>> START Records
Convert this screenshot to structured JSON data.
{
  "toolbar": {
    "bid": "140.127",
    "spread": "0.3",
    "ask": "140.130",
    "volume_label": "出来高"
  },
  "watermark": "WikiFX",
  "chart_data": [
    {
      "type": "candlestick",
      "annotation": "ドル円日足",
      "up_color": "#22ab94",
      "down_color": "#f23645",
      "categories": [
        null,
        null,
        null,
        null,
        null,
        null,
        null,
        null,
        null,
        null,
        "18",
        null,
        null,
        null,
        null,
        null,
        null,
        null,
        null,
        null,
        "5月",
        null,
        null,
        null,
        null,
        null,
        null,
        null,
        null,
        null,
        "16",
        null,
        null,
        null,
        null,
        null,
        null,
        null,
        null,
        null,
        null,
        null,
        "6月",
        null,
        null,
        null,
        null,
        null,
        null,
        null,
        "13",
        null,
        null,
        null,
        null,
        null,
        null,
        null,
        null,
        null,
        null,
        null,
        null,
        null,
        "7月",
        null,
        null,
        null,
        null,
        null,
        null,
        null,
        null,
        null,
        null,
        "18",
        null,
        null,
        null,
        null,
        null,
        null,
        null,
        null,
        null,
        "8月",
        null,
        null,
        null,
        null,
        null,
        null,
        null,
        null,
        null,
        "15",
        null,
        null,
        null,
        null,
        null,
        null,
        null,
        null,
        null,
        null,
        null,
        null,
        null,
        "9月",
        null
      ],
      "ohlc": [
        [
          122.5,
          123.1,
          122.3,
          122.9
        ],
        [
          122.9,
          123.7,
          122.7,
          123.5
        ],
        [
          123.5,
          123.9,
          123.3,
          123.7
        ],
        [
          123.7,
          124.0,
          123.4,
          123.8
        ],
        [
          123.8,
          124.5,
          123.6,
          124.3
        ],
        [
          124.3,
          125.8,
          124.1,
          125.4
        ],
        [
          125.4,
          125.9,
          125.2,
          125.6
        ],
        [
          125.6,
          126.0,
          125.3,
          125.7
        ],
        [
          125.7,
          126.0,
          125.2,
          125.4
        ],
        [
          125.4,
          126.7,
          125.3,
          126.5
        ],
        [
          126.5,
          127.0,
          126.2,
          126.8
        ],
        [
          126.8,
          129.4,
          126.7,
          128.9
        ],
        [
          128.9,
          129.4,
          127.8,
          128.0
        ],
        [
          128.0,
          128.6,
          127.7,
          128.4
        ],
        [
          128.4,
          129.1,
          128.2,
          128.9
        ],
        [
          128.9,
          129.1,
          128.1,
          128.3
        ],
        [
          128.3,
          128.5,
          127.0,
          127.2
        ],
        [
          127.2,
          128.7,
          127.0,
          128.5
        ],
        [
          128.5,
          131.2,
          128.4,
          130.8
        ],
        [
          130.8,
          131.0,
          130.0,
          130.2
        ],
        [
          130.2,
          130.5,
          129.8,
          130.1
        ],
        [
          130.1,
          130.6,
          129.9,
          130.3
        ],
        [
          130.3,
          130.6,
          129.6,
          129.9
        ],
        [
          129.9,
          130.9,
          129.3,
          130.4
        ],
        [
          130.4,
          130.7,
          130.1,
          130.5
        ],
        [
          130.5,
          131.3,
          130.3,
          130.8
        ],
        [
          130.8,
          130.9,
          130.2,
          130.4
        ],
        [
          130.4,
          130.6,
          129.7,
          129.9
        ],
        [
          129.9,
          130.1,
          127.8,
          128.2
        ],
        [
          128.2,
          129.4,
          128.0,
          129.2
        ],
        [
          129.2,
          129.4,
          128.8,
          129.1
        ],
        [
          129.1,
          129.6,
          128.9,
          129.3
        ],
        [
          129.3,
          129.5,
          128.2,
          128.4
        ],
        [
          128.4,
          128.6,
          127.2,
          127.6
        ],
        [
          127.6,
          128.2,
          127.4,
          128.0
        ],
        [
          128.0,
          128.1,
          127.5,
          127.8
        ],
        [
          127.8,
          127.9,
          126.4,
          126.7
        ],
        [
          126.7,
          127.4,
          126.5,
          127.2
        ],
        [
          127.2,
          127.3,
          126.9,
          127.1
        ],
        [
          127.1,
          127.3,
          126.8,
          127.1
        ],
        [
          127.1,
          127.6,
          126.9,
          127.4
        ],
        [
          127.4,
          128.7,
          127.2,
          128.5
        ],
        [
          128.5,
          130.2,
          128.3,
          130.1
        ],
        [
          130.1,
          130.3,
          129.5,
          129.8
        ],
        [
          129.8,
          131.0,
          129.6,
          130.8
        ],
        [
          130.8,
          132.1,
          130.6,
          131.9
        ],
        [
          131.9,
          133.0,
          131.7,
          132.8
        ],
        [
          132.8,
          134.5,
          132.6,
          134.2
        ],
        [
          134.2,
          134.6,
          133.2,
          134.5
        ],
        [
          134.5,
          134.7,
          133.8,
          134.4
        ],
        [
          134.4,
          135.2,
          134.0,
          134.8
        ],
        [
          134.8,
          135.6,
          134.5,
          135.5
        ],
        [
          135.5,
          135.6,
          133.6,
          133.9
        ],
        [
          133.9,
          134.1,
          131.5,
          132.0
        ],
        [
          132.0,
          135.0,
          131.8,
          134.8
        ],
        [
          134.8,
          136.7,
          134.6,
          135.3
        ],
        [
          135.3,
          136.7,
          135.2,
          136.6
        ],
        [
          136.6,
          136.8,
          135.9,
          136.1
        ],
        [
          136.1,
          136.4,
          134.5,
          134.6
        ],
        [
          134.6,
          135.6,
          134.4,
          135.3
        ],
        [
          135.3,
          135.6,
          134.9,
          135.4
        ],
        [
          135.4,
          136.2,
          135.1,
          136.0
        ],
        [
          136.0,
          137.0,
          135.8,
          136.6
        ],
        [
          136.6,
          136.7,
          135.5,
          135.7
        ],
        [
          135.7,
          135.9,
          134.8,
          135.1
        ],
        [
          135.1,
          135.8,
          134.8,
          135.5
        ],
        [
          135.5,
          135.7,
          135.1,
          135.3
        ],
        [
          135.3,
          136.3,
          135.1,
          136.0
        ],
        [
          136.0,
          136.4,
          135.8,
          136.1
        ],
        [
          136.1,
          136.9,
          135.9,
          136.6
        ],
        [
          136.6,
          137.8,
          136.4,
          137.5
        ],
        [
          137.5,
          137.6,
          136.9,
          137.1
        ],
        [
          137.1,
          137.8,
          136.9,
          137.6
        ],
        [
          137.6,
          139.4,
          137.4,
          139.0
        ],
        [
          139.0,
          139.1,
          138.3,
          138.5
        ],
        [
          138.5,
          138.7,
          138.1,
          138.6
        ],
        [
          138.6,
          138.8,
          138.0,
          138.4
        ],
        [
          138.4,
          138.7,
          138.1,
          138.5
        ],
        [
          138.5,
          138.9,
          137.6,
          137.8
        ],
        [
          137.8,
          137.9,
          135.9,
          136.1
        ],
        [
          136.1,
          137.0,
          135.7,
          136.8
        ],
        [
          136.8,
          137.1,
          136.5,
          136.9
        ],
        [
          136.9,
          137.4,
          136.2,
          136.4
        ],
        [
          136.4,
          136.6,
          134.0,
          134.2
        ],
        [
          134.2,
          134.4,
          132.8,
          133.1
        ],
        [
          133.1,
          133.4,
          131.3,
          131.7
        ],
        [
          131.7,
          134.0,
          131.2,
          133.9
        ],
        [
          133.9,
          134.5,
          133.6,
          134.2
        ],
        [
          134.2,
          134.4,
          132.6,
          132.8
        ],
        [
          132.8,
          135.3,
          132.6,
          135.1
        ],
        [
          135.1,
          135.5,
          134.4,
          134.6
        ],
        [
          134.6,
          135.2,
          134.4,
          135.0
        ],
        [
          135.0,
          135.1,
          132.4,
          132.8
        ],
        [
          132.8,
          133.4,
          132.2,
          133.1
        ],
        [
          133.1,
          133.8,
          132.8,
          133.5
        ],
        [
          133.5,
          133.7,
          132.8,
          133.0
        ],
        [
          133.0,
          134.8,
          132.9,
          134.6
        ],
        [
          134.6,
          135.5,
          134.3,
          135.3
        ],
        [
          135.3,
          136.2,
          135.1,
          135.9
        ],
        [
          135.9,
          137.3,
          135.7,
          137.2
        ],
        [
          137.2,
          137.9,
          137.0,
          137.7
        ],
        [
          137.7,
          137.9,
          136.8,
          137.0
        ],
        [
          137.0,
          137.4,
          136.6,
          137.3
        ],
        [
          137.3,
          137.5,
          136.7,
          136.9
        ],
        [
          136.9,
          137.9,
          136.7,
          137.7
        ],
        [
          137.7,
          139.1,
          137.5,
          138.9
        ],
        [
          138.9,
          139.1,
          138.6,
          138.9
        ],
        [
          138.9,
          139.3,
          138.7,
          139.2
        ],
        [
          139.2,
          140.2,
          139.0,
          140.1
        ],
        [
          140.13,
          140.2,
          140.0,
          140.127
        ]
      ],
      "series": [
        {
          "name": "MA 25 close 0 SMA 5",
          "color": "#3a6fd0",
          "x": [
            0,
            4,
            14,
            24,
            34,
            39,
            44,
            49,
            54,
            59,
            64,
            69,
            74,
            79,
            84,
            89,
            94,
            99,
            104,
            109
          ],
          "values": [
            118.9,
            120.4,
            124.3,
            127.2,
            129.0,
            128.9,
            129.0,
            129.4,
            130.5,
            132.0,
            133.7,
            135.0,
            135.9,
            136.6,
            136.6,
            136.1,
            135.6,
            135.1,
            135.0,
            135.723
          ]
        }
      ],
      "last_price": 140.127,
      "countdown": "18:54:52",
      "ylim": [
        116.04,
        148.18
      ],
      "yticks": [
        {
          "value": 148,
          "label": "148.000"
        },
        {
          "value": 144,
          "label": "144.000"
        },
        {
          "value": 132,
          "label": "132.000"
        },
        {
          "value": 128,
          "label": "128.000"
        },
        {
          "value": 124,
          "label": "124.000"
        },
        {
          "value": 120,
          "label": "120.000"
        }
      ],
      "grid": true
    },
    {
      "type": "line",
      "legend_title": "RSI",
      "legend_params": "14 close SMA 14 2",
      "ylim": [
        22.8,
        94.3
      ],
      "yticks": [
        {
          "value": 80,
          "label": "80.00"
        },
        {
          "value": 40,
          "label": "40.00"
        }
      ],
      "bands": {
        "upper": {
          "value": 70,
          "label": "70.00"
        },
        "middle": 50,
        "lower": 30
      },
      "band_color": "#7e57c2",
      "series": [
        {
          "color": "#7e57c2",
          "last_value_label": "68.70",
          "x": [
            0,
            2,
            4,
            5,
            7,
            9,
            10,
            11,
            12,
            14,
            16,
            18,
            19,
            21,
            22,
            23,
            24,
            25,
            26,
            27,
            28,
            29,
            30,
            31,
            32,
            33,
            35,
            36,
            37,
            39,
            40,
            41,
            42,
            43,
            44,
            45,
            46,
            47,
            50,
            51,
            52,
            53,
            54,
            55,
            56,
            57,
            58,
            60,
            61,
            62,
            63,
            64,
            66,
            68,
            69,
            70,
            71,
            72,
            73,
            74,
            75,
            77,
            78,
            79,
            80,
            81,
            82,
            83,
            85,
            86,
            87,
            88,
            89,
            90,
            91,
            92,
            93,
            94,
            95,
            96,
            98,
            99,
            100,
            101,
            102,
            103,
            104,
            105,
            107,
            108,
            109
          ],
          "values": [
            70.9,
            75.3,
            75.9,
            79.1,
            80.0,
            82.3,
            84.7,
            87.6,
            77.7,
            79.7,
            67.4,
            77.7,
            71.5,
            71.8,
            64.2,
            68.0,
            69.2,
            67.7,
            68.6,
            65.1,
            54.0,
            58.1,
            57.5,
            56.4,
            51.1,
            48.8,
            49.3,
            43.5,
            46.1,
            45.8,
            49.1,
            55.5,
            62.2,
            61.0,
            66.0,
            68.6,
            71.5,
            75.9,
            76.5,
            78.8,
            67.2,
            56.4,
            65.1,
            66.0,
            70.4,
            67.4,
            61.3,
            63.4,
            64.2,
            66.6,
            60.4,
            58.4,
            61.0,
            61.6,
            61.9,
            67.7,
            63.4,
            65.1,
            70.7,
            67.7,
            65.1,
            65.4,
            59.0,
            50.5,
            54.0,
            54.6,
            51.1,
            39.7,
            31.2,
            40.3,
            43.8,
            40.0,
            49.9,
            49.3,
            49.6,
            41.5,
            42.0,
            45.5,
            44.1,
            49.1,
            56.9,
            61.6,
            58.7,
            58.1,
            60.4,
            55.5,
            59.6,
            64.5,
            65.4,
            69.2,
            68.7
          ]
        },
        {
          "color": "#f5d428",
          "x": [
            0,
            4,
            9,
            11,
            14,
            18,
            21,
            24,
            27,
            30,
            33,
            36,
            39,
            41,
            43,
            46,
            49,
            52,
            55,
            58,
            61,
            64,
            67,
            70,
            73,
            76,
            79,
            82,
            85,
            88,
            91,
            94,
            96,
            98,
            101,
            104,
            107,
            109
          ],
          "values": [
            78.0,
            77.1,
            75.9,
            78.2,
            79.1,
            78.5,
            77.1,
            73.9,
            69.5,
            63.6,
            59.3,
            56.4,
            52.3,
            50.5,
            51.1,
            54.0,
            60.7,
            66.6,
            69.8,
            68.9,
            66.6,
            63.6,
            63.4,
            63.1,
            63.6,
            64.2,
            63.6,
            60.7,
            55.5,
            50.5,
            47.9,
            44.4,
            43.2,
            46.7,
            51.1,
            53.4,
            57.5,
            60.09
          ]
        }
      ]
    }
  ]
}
>> END Records
Say only how many lines in the records carry the word "close".

» Worked solution
2